Pictures stay out; everything else in the records below is copied exactly.

═════ Task data ═════

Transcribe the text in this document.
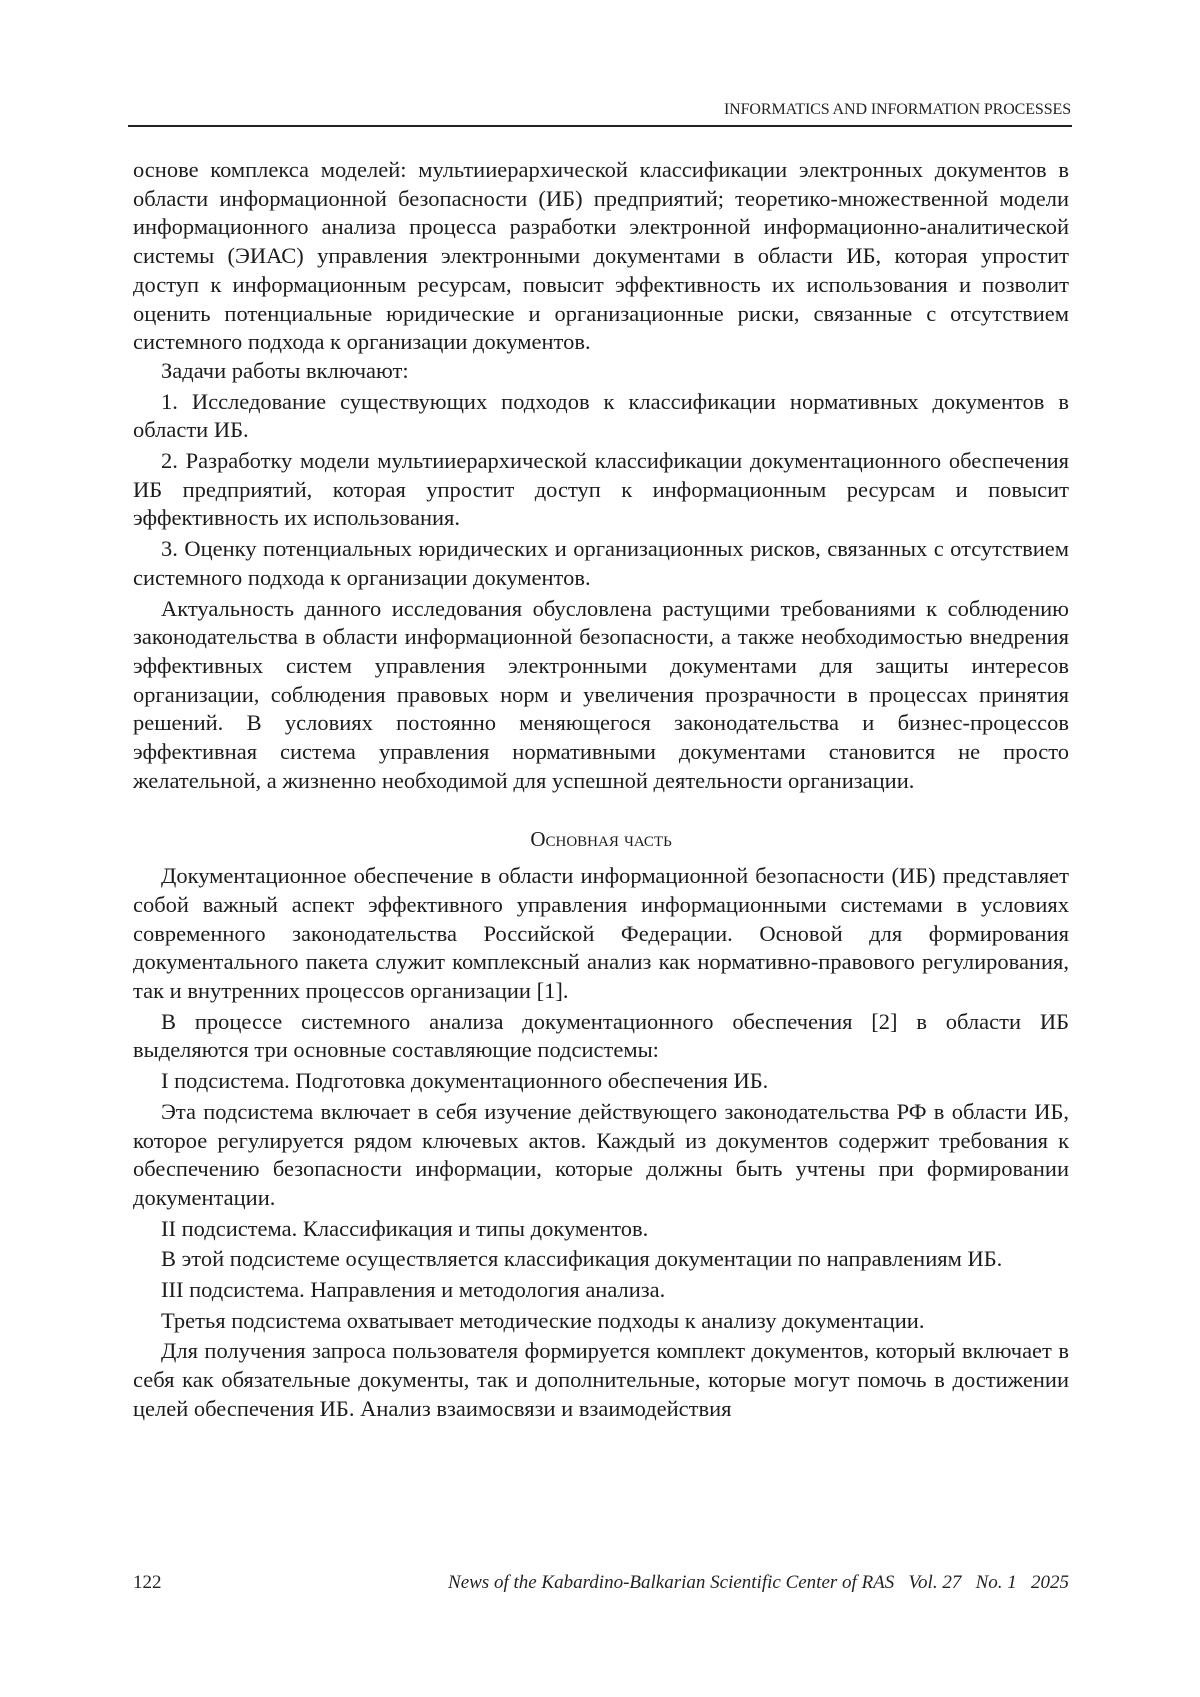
INFORMATICS AND INFORMATION PROCESSES

основе комплекса моделей: мультииерархической классификации электронных документов в области информационной безопасности (ИБ) предприятий; теоретико-множественной модели информационного анализа процесса разработки электронной информационно-аналитической системы (ЭИАС) управления электронными документами в области ИБ, которая упростит доступ к информационным ресурсам, повысит эффективность их использования и позволит оценить потенциальные юридические и организационные риски, связанные с отсутствием системного подхода к организации документов.

Задачи работы включают:

1. Исследование существующих подходов к классификации нормативных документов в области ИБ.

2. Разработку модели мультииерархической классификации документационного обеспечения ИБ предприятий, которая упростит доступ к информационным ресурсам и повысит эффективность их использования.

3. Оценку потенциальных юридических и организационных рисков, связанных с отсутствием системного подхода к организации документов.

Актуальность данного исследования обусловлена растущими требованиями к соблюдению законодательства в области информационной безопасности, а также необходимостью внедрения эффективных систем управления электронными документами для защиты интересов организации, соблюдения правовых норм и увеличения прозрачности в процессах принятия решений. В условиях постоянно меняющегося законодательства и бизнес-процессов эффективная система управления нормативными документами становится не просто желательной, а жизненно необходимой для успешной деятельности организации.

Основная часть

Документационное обеспечение в области информационной безопасности (ИБ) представляет собой важный аспект эффективного управления информационными системами в условиях современного законодательства Российской Федерации. Основой для формирования документального пакета служит комплексный анализ как нормативно-правового регулирования, так и внутренних процессов организации [1].

В процессе системного анализа документационного обеспечения [2] в области ИБ выделяются три основные составляющие подсистемы:

I подсистема. Подготовка документационного обеспечения ИБ.

Эта подсистема включает в себя изучение действующего законодательства РФ в области ИБ, которое регулируется рядом ключевых актов. Каждый из документов содержит требования к обеспечению безопасности информации, которые должны быть учтены при формировании документации.

II подсистема. Классификация и типы документов.

В этой подсистеме осуществляется классификация документации по направлениям ИБ.

III подсистема. Направления и методология анализа.

Третья подсистема охватывает методические подходы к анализу документации.

Для получения запроса пользователя формируется комплект документов, который включает в себя как обязательные документы, так и дополнительные, которые могут помочь в достижении целей обеспечения ИБ. Анализ взаимосвязи и взаимодействия

122	News of the Kabardino-Balkarian Scientific Center of RAS   Vol. 27   No. 1   2025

═════

* **Answer in full**
Transcribe the text in this document.
INFORMATICS AND INFORMATION PROCESSES

основе комплекса моделей: мультииерархической классификации электронных документов в области информационной безопасности (ИБ) предприятий; теоретико-множественной модели информационного анализа процесса разработки электронной информационно-аналитической системы (ЭИАС) управления электронными документами в области ИБ, которая упростит доступ к информационным ресурсам, повысит эффективность их использования и позволит оценить потенциальные юридические и организационные риски, связанные с отсутствием системного подхода к организации документов.

Задачи работы включают:

1. Исследование существующих подходов к классификации нормативных документов в области ИБ.

2. Разработку модели мультииерархической классификации документационного обеспечения ИБ предприятий, которая упростит доступ к информационным ресурсам и повысит эффективность их использования.

3. Оценку потенциальных юридических и организационных рисков, связанных с отсутствием системного подхода к организации документов.

Актуальность данного исследования обусловлена растущими требованиями к соблюдению законодательства в области информационной безопасности, а также необходимостью внедрения эффективных систем управления электронными документами для защиты интересов организации, соблюдения правовых норм и увеличения прозрачности в процессах принятия решений. В условиях постоянно меняющегося законодательства и бизнес-процессов эффективная система управления нормативными документами становится не просто желательной, а жизненно необходимой для успешной деятельности организации.

Основная часть

Документационное обеспечение в области информационной безопасности (ИБ) представляет собой важный аспект эффективного управления информационными системами в условиях современного законодательства Российской Федерации. Основой для формирования документального пакета служит комплексный анализ как нормативно-правового регулирования, так и внутренних процессов организации [1].

В процессе системного анализа документационного обеспечения [2] в области ИБ выделяются три основные составляющие подсистемы:

I подсистема. Подготовка документационного обеспечения ИБ.

Эта подсистема включает в себя изучение действующего законодательства РФ в области ИБ, которое регулируется рядом ключевых актов. Каждый из документов содержит требования к обеспечению безопасности информации, которые должны быть учтены при формировании документации.

II подсистема. Классификация и типы документов.

В этой подсистеме осуществляется классификация документации по направлениям ИБ.

III подсистема. Направления и методология анализа.

Третья подсистема охватывает методические подходы к анализу документации.

Для получения запроса пользователя формируется комплект документов, который включает в себя как обязательные документы, так и дополнительные, которые могут помочь в достижении целей обеспечения ИБ. Анализ взаимосвязи и взаимодействия

122	News of the Kabardino-Balkarian Scientific Center of RAS   Vol. 27   No. 1   2025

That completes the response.